**Exercise requirements**:
Read the records below and copy each line that contains "page".

**Material to process**:
++++++

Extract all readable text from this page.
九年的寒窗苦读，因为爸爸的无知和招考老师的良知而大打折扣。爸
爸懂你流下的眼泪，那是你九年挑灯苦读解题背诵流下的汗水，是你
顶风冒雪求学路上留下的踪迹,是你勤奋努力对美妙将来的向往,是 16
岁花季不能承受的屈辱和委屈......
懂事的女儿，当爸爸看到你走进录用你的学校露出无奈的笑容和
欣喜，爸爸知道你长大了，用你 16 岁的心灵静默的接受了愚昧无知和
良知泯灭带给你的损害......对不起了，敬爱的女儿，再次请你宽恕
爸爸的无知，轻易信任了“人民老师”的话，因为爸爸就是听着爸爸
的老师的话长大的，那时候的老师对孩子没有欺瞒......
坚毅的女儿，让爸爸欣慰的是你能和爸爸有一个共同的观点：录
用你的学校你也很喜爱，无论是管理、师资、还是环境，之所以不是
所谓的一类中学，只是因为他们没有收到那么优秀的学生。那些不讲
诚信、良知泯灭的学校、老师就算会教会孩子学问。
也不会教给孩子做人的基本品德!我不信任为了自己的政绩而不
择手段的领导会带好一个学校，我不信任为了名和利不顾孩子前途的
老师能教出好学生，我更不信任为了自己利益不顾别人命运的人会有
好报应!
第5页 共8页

++++++

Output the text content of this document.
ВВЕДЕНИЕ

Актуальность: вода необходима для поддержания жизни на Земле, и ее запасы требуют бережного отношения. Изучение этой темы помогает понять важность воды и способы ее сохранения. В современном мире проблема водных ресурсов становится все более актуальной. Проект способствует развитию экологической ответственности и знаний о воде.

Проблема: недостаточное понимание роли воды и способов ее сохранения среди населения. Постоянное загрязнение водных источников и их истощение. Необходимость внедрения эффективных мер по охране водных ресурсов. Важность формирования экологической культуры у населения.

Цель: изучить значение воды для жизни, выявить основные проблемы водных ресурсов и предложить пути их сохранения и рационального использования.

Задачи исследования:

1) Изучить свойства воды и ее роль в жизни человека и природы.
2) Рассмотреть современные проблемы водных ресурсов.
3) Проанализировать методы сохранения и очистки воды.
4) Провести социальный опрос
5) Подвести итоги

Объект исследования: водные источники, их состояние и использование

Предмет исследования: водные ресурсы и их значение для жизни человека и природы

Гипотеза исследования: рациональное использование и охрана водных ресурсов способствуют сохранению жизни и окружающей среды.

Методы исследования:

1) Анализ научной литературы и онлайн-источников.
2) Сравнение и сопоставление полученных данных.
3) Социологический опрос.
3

++++++

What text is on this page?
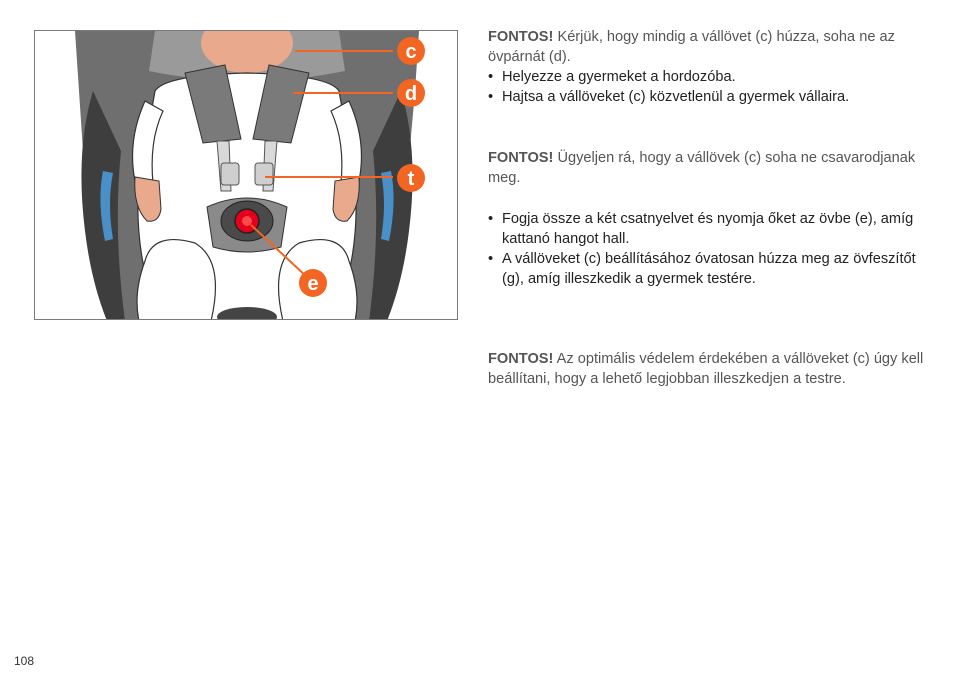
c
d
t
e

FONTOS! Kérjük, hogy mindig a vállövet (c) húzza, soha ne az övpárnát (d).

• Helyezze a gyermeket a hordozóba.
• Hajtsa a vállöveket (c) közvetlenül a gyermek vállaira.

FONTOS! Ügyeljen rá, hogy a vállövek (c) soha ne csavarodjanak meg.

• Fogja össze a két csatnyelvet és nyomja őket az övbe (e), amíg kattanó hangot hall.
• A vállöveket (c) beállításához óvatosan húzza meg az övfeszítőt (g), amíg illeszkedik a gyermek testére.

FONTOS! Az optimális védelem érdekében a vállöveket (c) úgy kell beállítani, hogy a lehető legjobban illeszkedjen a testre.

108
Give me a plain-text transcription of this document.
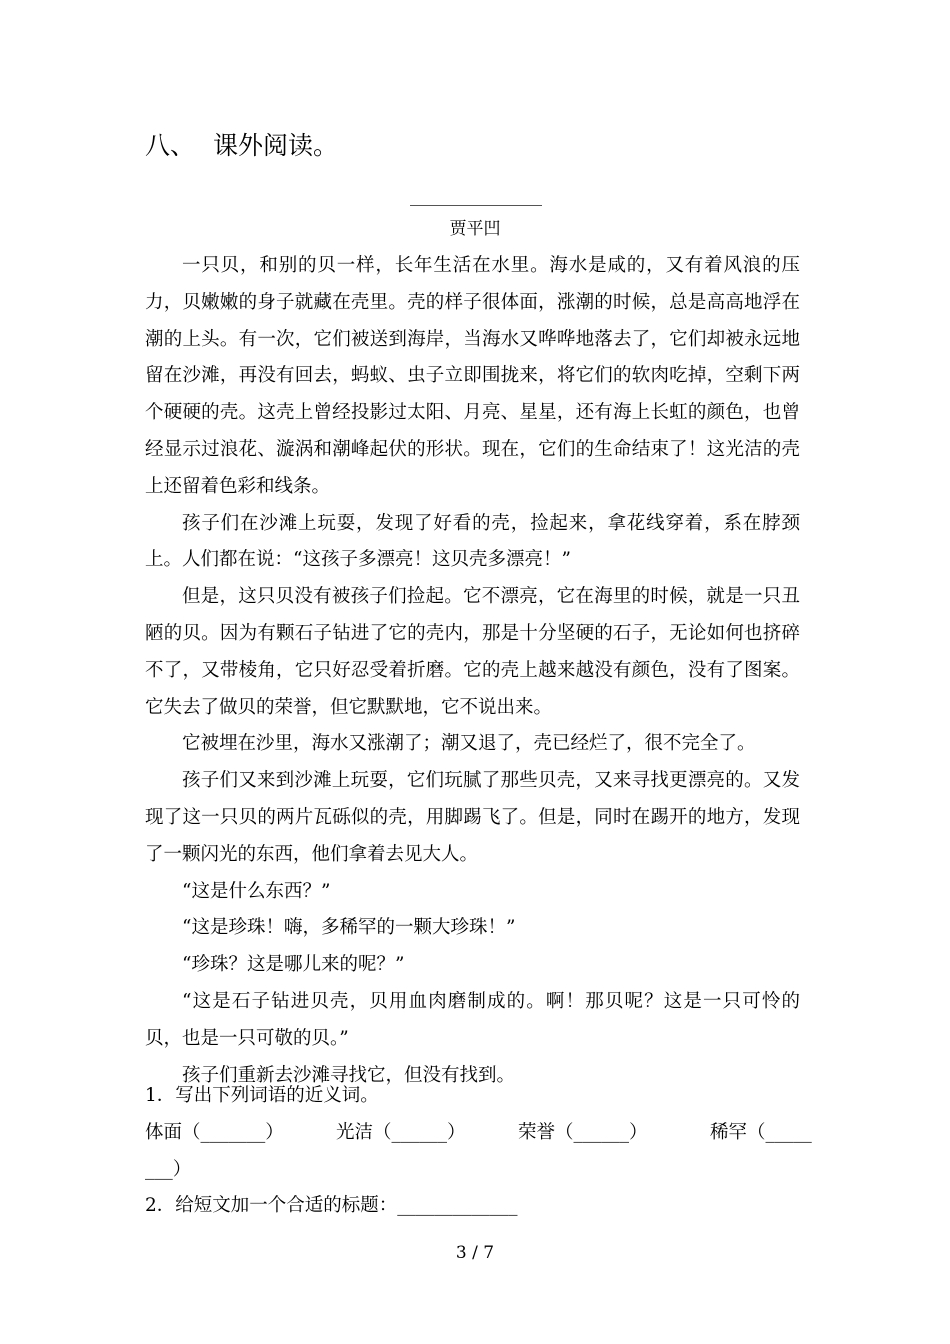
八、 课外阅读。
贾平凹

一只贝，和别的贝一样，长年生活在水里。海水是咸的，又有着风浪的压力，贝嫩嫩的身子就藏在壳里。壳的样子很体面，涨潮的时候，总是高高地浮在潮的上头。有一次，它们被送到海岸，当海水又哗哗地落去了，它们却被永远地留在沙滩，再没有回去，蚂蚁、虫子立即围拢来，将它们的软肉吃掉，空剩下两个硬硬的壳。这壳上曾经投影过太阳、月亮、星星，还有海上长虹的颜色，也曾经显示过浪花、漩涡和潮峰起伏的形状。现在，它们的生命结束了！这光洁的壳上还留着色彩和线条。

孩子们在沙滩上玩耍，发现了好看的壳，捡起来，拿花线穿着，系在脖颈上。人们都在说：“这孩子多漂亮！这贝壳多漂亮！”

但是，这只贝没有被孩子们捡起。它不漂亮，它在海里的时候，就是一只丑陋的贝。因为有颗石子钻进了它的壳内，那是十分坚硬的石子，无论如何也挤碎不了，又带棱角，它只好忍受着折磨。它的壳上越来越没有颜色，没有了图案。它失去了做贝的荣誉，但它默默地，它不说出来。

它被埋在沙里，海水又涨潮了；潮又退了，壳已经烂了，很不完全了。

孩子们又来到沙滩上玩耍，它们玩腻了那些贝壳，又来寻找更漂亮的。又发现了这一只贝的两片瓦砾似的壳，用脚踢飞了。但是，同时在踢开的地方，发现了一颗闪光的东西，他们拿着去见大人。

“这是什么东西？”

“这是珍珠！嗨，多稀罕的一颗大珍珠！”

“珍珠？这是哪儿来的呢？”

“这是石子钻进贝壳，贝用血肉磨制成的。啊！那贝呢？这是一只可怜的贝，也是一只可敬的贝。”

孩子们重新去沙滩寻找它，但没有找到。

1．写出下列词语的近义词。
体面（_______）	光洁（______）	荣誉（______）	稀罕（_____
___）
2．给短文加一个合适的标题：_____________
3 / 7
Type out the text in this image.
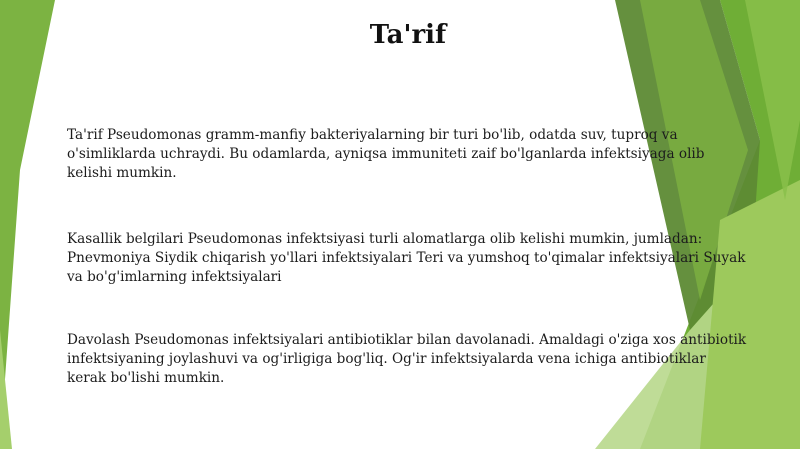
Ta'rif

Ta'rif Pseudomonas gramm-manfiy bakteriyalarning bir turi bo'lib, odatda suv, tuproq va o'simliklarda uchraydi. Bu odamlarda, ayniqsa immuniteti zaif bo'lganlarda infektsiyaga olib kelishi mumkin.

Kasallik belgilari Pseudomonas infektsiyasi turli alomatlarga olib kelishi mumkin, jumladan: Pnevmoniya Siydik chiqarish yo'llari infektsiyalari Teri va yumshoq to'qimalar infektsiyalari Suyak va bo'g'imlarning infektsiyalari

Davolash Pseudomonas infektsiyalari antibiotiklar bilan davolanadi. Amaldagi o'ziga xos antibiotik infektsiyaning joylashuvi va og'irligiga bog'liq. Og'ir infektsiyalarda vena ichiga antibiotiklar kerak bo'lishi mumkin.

++++++

**The reply**:
Extract all readable text from this page.
What text is on this page?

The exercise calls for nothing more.